● YOUR INSTRUCTIONS
Reproduce every line of the material below word for word, leaving out the pictures.

[GIVEN INFORMATION start]

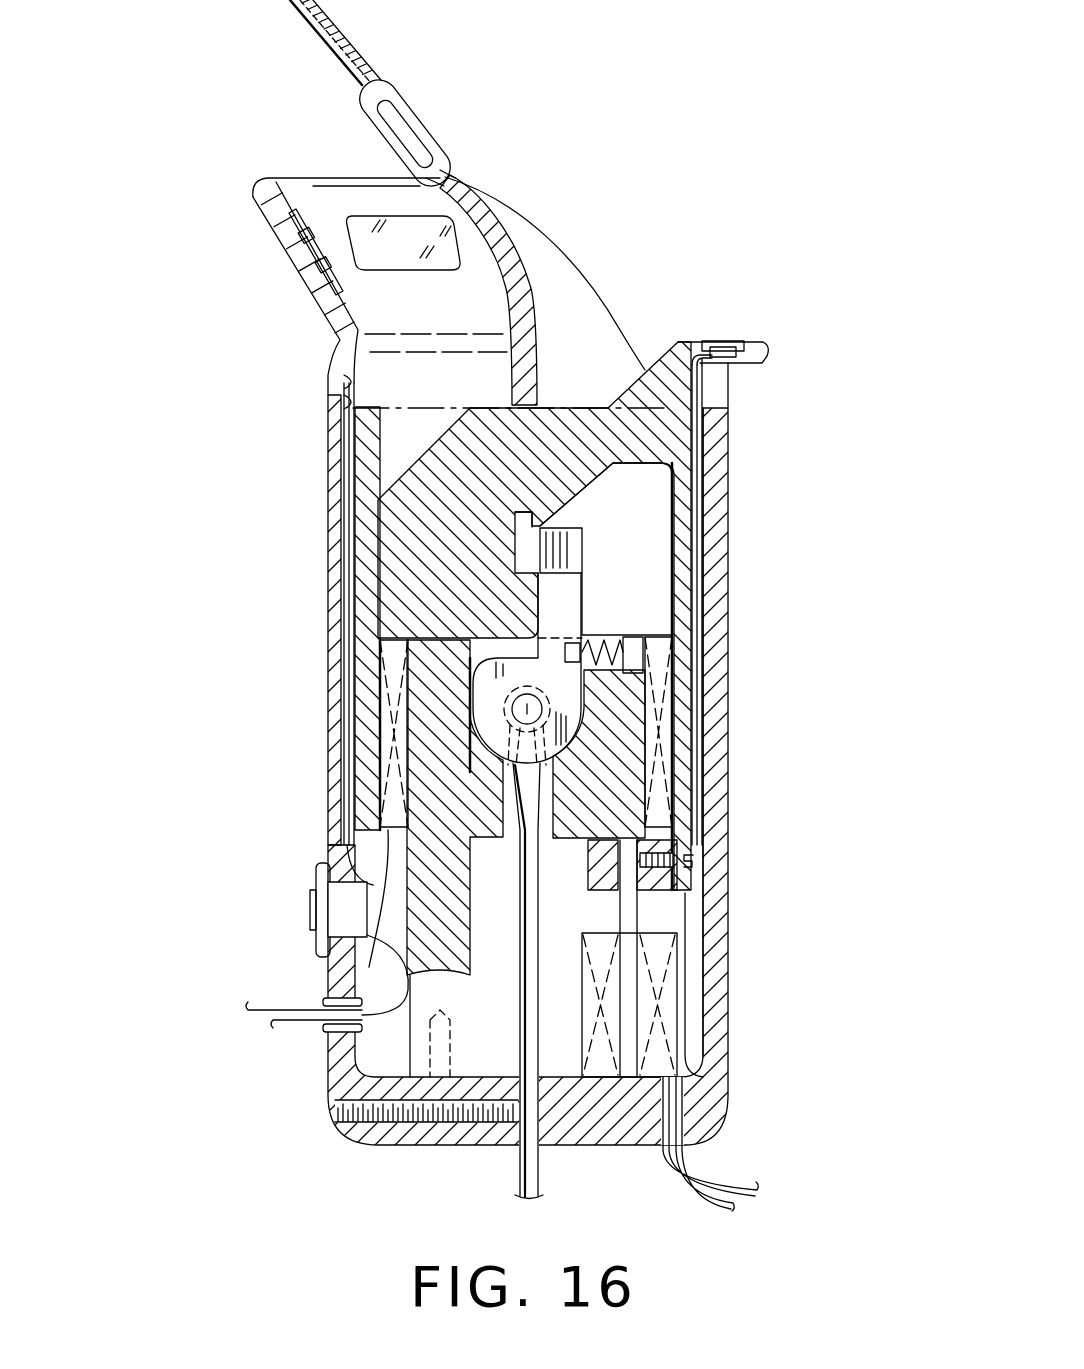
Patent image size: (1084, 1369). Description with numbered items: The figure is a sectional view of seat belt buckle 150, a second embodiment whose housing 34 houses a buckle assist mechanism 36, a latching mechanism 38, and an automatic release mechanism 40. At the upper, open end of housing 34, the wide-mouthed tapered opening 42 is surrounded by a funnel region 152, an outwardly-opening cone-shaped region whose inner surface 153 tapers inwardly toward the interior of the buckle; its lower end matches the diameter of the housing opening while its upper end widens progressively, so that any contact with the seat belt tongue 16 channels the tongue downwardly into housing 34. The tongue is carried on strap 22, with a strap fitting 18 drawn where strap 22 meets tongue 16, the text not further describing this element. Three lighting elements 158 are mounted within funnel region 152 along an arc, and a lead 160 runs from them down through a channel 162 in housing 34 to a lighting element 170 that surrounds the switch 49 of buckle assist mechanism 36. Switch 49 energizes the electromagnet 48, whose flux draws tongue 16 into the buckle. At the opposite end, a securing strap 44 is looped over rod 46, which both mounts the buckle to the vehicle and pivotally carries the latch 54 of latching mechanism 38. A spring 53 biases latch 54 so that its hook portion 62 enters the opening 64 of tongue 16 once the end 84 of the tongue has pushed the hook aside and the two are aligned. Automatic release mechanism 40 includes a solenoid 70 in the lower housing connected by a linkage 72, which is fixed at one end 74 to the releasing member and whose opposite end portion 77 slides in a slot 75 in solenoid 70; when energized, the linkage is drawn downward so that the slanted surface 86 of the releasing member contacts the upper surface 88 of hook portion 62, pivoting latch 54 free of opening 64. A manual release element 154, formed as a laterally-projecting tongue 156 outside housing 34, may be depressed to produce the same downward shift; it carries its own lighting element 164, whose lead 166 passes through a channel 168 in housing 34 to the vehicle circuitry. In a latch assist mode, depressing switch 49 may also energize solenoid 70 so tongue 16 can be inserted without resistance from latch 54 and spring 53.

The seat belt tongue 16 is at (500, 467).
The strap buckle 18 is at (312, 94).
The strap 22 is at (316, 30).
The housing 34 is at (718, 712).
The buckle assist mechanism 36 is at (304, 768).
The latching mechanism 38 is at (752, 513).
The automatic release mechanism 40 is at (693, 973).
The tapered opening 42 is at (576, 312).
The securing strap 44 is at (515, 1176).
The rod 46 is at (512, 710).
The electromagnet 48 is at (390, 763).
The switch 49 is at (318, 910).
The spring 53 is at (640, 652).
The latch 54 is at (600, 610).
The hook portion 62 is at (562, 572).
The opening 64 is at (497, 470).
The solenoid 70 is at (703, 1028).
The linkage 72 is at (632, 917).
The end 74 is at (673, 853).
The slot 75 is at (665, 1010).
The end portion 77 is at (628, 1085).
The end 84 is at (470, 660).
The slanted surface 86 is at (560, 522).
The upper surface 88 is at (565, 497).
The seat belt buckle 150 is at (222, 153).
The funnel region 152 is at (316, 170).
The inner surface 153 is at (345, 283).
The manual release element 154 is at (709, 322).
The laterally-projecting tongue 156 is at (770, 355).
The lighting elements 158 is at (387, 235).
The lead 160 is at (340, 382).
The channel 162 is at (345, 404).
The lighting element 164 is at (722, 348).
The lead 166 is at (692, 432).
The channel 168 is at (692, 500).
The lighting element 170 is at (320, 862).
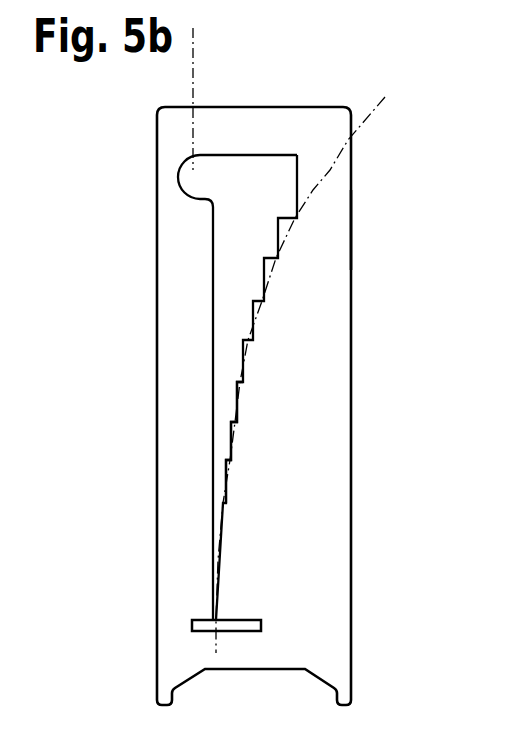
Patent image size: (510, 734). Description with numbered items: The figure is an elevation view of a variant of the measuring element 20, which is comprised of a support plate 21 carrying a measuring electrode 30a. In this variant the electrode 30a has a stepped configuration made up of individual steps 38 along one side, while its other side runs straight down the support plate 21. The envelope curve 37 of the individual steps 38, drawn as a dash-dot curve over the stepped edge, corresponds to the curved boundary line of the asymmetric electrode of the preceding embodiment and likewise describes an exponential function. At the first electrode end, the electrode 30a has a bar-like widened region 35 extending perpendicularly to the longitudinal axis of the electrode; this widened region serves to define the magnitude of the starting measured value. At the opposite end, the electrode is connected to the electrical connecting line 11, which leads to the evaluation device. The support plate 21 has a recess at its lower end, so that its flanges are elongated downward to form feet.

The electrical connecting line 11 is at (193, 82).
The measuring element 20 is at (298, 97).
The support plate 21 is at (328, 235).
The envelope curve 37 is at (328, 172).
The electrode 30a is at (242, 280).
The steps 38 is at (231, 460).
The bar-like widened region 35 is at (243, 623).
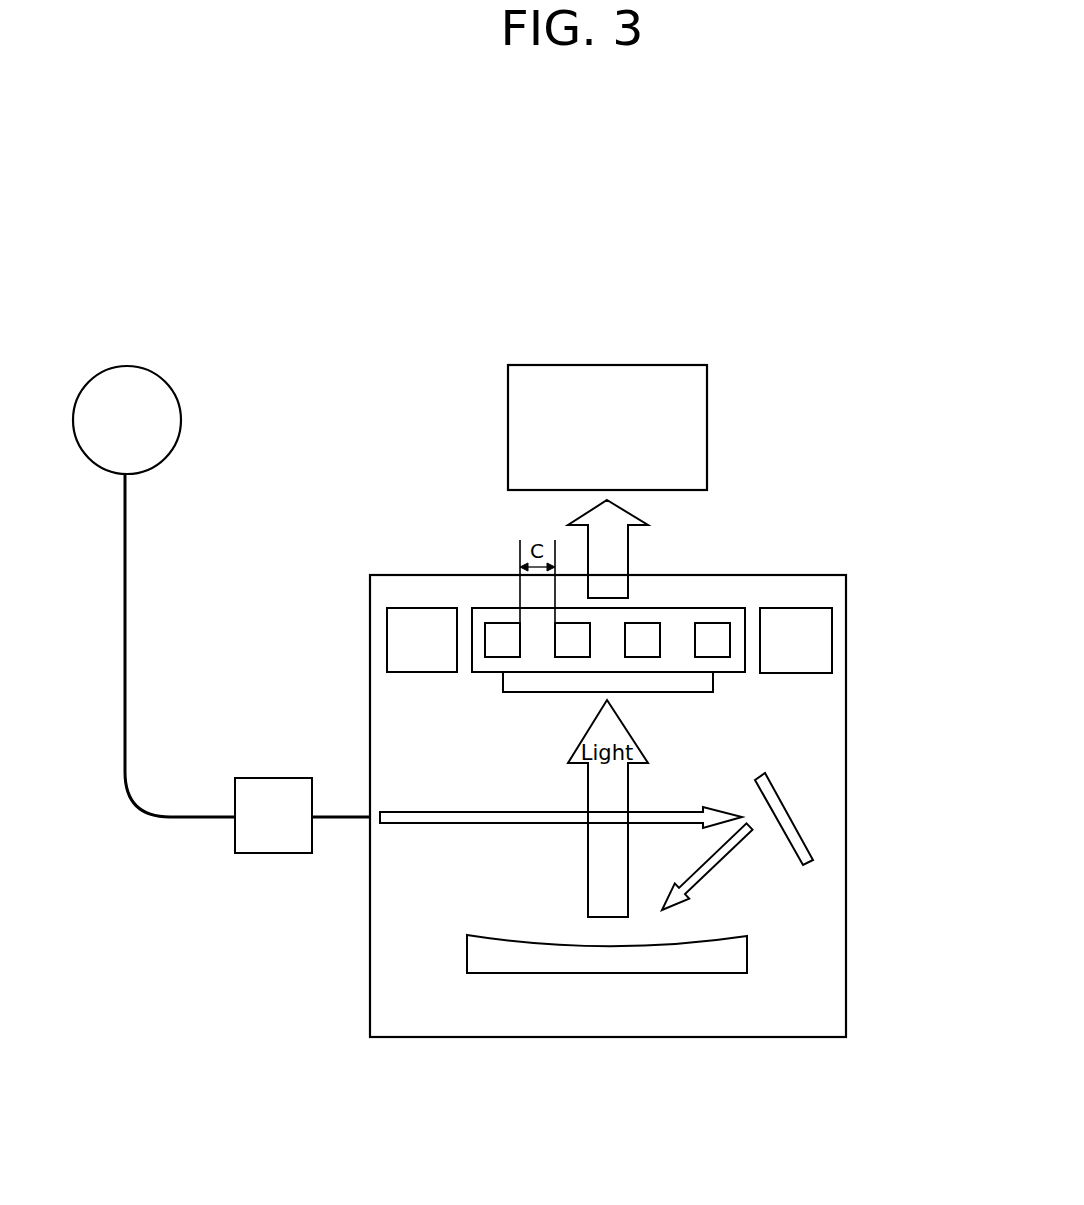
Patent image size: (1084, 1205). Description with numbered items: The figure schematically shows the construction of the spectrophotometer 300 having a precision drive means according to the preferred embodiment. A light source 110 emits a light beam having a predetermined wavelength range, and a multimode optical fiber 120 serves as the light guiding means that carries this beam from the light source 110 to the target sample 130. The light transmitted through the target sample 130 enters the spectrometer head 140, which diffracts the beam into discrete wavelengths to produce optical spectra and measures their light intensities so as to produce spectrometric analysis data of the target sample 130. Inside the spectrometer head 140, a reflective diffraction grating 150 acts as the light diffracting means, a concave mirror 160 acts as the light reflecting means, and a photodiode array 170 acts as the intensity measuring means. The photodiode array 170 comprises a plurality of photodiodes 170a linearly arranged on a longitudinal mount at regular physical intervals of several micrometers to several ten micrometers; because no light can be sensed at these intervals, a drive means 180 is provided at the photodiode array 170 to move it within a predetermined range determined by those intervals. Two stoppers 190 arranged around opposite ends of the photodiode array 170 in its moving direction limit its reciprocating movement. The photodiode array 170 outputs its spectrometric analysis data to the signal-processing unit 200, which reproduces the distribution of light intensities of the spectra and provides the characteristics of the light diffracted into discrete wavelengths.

[GIVEN INFORMATION end]

● FINISHED TASK
Patent image size: (1084, 1369). Description with numbered items: The figure is a sectional view of seat belt buckle 150, a second embodiment whose housing 34 houses a buckle assist mechanism 36, a latching mechanism 38, and an automatic release mechanism 40. At the upper, open end of housing 34, the wide-mouthed tapered opening 42 is surrounded by a funnel region 152, an outwardly-opening cone-shaped region whose inner surface 153 tapers inwardly toward the interior of the buckle; its lower end matches the diameter of the housing opening while its upper end widens progressively, so that any contact with the seat belt tongue 16 channels the tongue downwardly into housing 34. The tongue is carried on strap 22, with a strap fitting 18 drawn where strap 22 meets tongue 16, the text not further describing this element. Three lighting elements 158 are mounted within funnel region 152 along an arc, and a lead 160 runs from them down through a channel 162 in housing 34 to a lighting element 170 that surrounds the switch 49 of buckle assist mechanism 36. Switch 49 energizes the electromagnet 48, whose flux draws tongue 16 into the buckle. At the opposite end, a securing strap 44 is looped over rod 46, which both mounts the buckle to the vehicle and pivotally carries the latch 54 of latching mechanism 38. A spring 53 biases latch 54 so that its hook portion 62 enters the opening 64 of tongue 16 once the end 84 of the tongue has pushed the hook aside and the two are aligned. Automatic release mechanism 40 includes a solenoid 70 in the lower housing connected by a linkage 72, which is fixed at one end 74 to the releasing member and whose opposite end portion 77 slides in a slot 75 in solenoid 70; when energized, the linkage is drawn downward so that the slanted surface 86 of the releasing member contacts the upper surface 88 of hook portion 62, pivoting latch 54 free of opening 64. A manual release element 154, formed as a laterally-projecting tongue 156 outside housing 34, may be depressed to produce the same downward shift; it carries its own lighting element 164, whose lead 166 passes through a channel 168 in housing 34 to the vehicle circuitry. In a latch assist mode, depressing switch 49 may also energize solenoid 70 so tongue 16 can be inserted without resistance from latch 54 and spring 53.

The seat belt tongue 16 is at (500, 467).
The strap buckle 18 is at (312, 94).
The strap 22 is at (316, 30).
The housing 34 is at (718, 712).
The buckle assist mechanism 36 is at (304, 768).
The latching mechanism 38 is at (752, 513).
The automatic release mechanism 40 is at (693, 973).
The tapered opening 42 is at (576, 312).
The securing strap 44 is at (515, 1176).
The rod 46 is at (512, 710).
The electromagnet 48 is at (390, 763).
The switch 49 is at (318, 910).
The spring 53 is at (640, 652).
The latch 54 is at (600, 610).
The hook portion 62 is at (562, 572).
The opening 64 is at (497, 470).
The solenoid 70 is at (703, 1028).
The linkage 72 is at (632, 917).
The end 74 is at (673, 853).
The slot 75 is at (665, 1010).
The end portion 77 is at (628, 1085).
The end 84 is at (470, 660).
The slanted surface 86 is at (560, 522).
The upper surface 88 is at (565, 497).
The seat belt buckle 150 is at (222, 153).
The funnel region 152 is at (316, 170).
The inner surface 153 is at (345, 283).
The manual release element 154 is at (709, 322).
The laterally-projecting tongue 156 is at (770, 355).
The lighting elements 158 is at (387, 235).
The lead 160 is at (340, 382).
The channel 162 is at (345, 404).
The lighting element 164 is at (722, 348).
The lead 166 is at (692, 432).
The channel 168 is at (692, 500).
The lighting element 170 is at (320, 862).
Patent image size: (510, 734). Description with numbered items: The figure is an elevation view of a variant of the measuring element 20, which is comprised of a support plate 21 carrying a measuring electrode 30a. In this variant the electrode 30a has a stepped configuration made up of individual steps 38 along one side, while its other side runs straight down the support plate 21. The envelope curve 37 of the individual steps 38, drawn as a dash-dot curve over the stepped edge, corresponds to the curved boundary line of the asymmetric electrode of the preceding embodiment and likewise describes an exponential function. At the first electrode end, the electrode 30a has a bar-like widened region 35 extending perpendicularly to the longitudinal axis of the electrode; this widened region serves to define the magnitude of the starting measured value. At the opposite end, the electrode is connected to the electrical connecting line 11, which leads to the evaluation device. The support plate 21 has a recess at its lower end, so that its flanges are elongated downward to form feet.

The electrical connecting line 11 is at (193, 82).
The measuring element 20 is at (298, 97).
The support plate 21 is at (328, 235).
The envelope curve 37 is at (328, 172).
The electrode 30a is at (242, 280).
The steps 38 is at (231, 460).
The bar-like widened region 35 is at (243, 623).
Patent image size: (1084, 1205). Description with numbered items: The figure schematically shows the construction of the spectrophotometer 300 having a precision drive means according to the preferred embodiment. A light source 110 emits a light beam having a predetermined wavelength range, and a multimode optical fiber 120 serves as the light guiding means that carries this beam from the light source 110 to the target sample 130. The light transmitted through the target sample 130 enters the spectrometer head 140, which diffracts the beam into discrete wavelengths to produce optical spectra and measures their light intensities so as to produce spectrometric analysis data of the target sample 130. Inside the spectrometer head 140, a reflective diffraction grating 150 acts as the light diffracting means, a concave mirror 160 acts as the light reflecting means, and a photodiode array 170 acts as the intensity measuring means. The photodiode array 170 comprises a plurality of photodiodes 170a linearly arranged on a longitudinal mount at regular physical intervals of several micrometers to several ten micrometers; because no light can be sensed at these intervals, a drive means 180 is provided at the photodiode array 170 to move it within a predetermined range determined by those intervals. Two stoppers 190 arranged around opposite ends of the photodiode array 170 in its moving direction limit its reciprocating movement. The photodiode array 170 outputs its spectrometric analysis data to the signal-processing unit 200, which reproduces the distribution of light intensities of the spectra and provides the characteristics of the light diffracted into discrete wavelengths.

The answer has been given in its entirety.